• _Task prompt_
Return all of the data exactly, with nothing left out but the pictures.

• _Source data_

..........

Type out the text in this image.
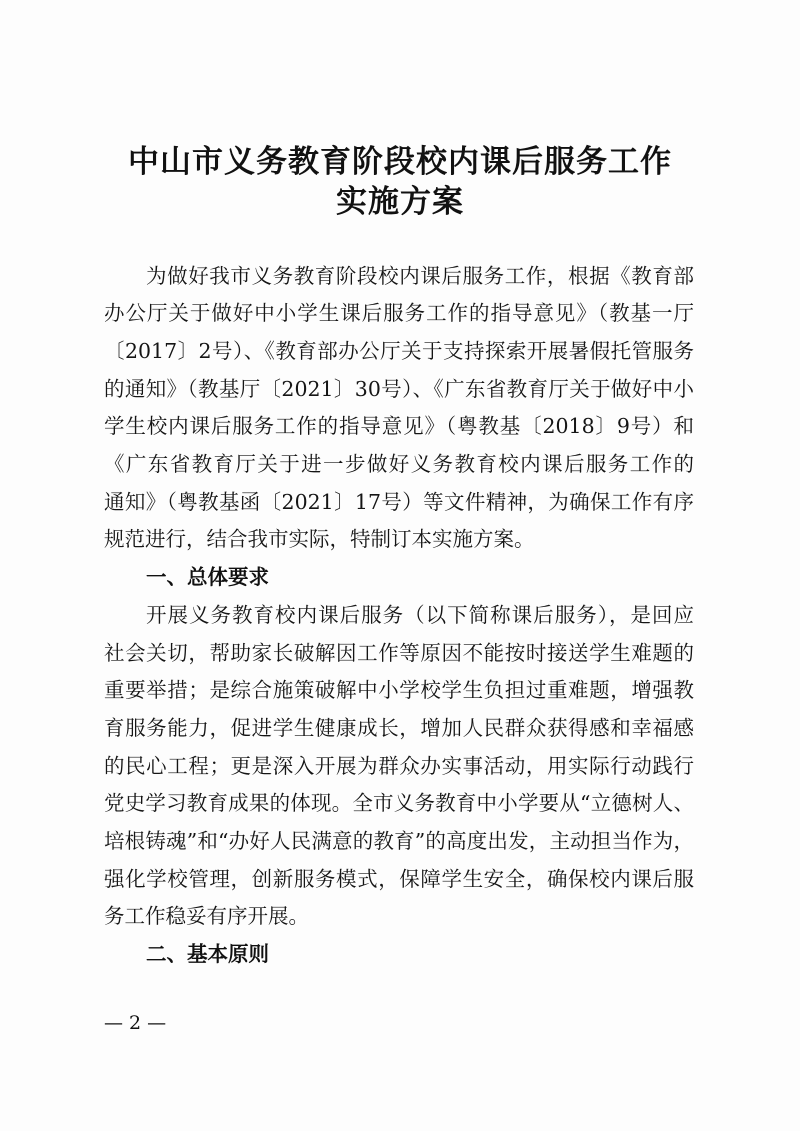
中山市义务教育阶段校内课后服务工作
实施方案
为做好我市义务教育阶段校内课后服务工作，根据《教育部
办公厅关于做好中小学生课后服务工作的指导意见》（教基一厅
〔2017〕2号）、《教育部办公厅关于支持探索开展暑假托管服务
的通知》（教基厅〔2021〕30号）、《广东省教育厅关于做好中小
学生校内课后服务工作的指导意见》（粤教基〔2018〕9号）和
《广东省教育厅关于进一步做好义务教育校内课后服务工作的
通知》（粤教基函〔2021〕17号）等文件精神，为确保工作有序
规范进行，结合我市实际，特制订本实施方案。
一、总体要求
开展义务教育校内课后服务（以下简称课后服务），是回应
社会关切，帮助家长破解因工作等原因不能按时接送学生难题的
重要举措；是综合施策破解中小学校学生负担过重难题，增强教
育服务能力，促进学生健康成长，增加人民群众获得感和幸福感
的民心工程；更是深入开展为群众办实事活动，用实际行动践行
党史学习教育成果的体现。全市义务教育中小学要从“立德树人、
培根铸魂”和“办好人民满意的教育”的高度出发，主动担当作为，
强化学校管理，创新服务模式，保障学生安全，确保校内课后服
务工作稳妥有序开展。
二、基本原则
— 2 —
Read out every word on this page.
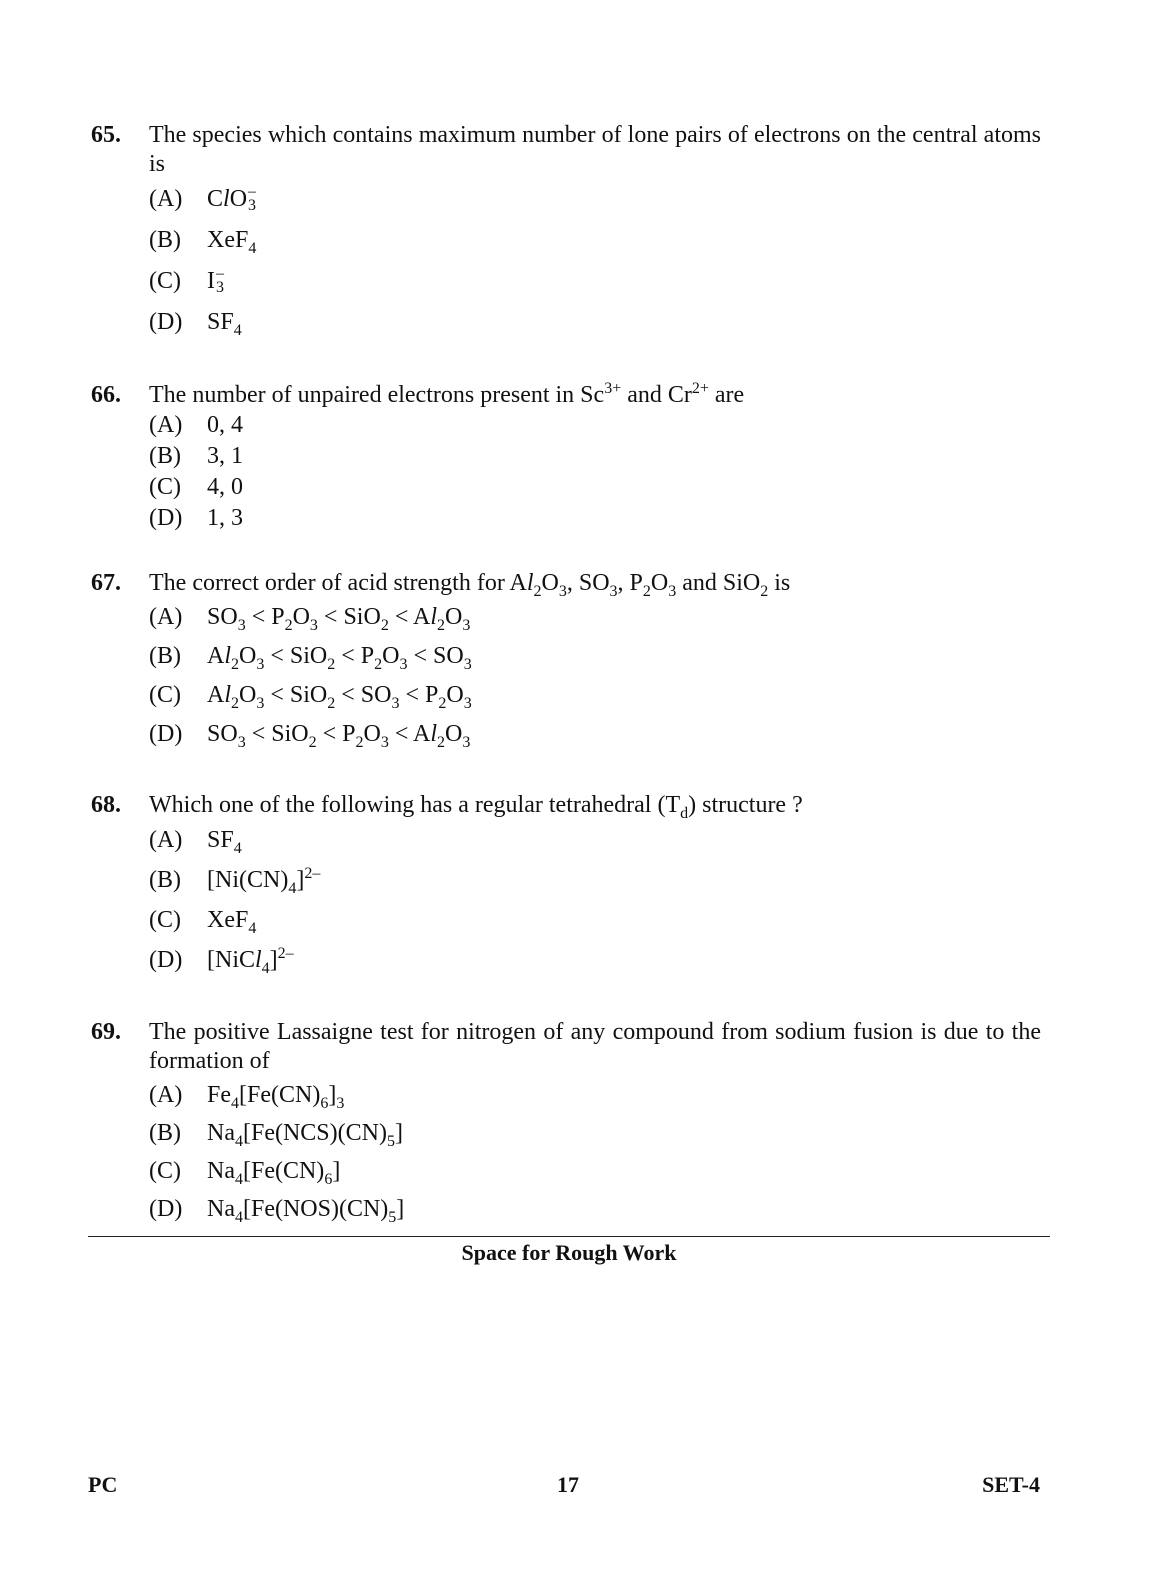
65. The species which contains maximum number of lone pairs of electrons on the central atoms is
(A)	ClO –
3
(B)	XeF$_4$
(C)	I –
3
(D)	$SF_4$
66. The number of unpaired electrons present in $Sc^{3+}$ and $Cr^{2+}$ are
(A)	0, 4
(B)	3, 1
(C)	4, 0
(D)	1, 3
67. The correct order of acid strength for $Al_2O_3$, $SO_3$, $P_2O_3$ and SiO$_2$ is
(A)	$SO_3 < P_2O_3 < SiO_2 < Al_2O_3$
(B)	$Al_2O_3 < SiO_2 < P_2O_3 < SO_3$
(C)	$Al_2O_3 < SiO_2 < SO_3 < P_2O_3$
(D)	$SO_3 < SiO_2 < P_2O_3 < Al_2O_3$
68. Which one of the following has a regular tetrahedral $(T_d)$ structure ?
(A)	$SF_4$
(B)	$[Ni(CN)_4]^{2-}$
(C)	XeF$_4$
(D)	[NiCl$_4$]$^{2-}$
69. The positive Lassaigne test for nitrogen of any compound from sodium fusion is due to the formation of
(A)	$Fe_4[Fe(CN)_6]_3$
(B)	$Na_4[Fe(NCS)(CN)_5]$
(C)	$Na_4[Fe(CN)_6]$
(D)	$Na_4[Fe(NOS)(CN)_5]$
Space for Rough Work
PC	17	SET-4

..........

• _Answer for the task_
Type out the text in this image.
中山市义务教育阶段校内课后服务工作
实施方案
为做好我市义务教育阶段校内课后服务工作，根据《教育部
办公厅关于做好中小学生课后服务工作的指导意见》（教基一厅
〔2017〕2号）、《教育部办公厅关于支持探索开展暑假托管服务
的通知》（教基厅〔2021〕30号）、《广东省教育厅关于做好中小
学生校内课后服务工作的指导意见》（粤教基〔2018〕9号）和
《广东省教育厅关于进一步做好义务教育校内课后服务工作的
通知》（粤教基函〔2021〕17号）等文件精神，为确保工作有序
规范进行，结合我市实际，特制订本实施方案。
一、总体要求
开展义务教育校内课后服务（以下简称课后服务），是回应
社会关切，帮助家长破解因工作等原因不能按时接送学生难题的
重要举措；是综合施策破解中小学校学生负担过重难题，增强教
育服务能力，促进学生健康成长，增加人民群众获得感和幸福感
的民心工程；更是深入开展为群众办实事活动，用实际行动践行
党史学习教育成果的体现。全市义务教育中小学要从“立德树人、
培根铸魂”和“办好人民满意的教育”的高度出发，主动担当作为，
强化学校管理，创新服务模式，保障学生安全，确保校内课后服
务工作稳妥有序开展。
二、基本原则
— 2 —
Read out every word on this page.
65. The species which contains maximum number of lone pairs of electrons on the central atoms is
(A)	ClO –
3
(B)	XeF$_4$
(C)	I –
3
(D)	$SF_4$
66. The number of unpaired electrons present in $Sc^{3+}$ and $Cr^{2+}$ are
(A)	0, 4
(B)	3, 1
(C)	4, 0
(D)	1, 3
67. The correct order of acid strength for $Al_2O_3$, $SO_3$, $P_2O_3$ and SiO$_2$ is
(A)	$SO_3 < P_2O_3 < SiO_2 < Al_2O_3$
(B)	$Al_2O_3 < SiO_2 < P_2O_3 < SO_3$
(C)	$Al_2O_3 < SiO_2 < SO_3 < P_2O_3$
(D)	$SO_3 < SiO_2 < P_2O_3 < Al_2O_3$
68. Which one of the following has a regular tetrahedral $(T_d)$ structure ?
(A)	$SF_4$
(B)	$[Ni(CN)_4]^{2-}$
(C)	XeF$_4$
(D)	[NiCl$_4$]$^{2-}$
69. The positive Lassaigne test for nitrogen of any compound from sodium fusion is due to the formation of
(A)	$Fe_4[Fe(CN)_6]_3$
(B)	$Na_4[Fe(NCS)(CN)_5]$
(C)	$Na_4[Fe(CN)_6]$
(D)	$Na_4[Fe(NOS)(CN)_5]$
Space for Rough Work
PC	17	SET-4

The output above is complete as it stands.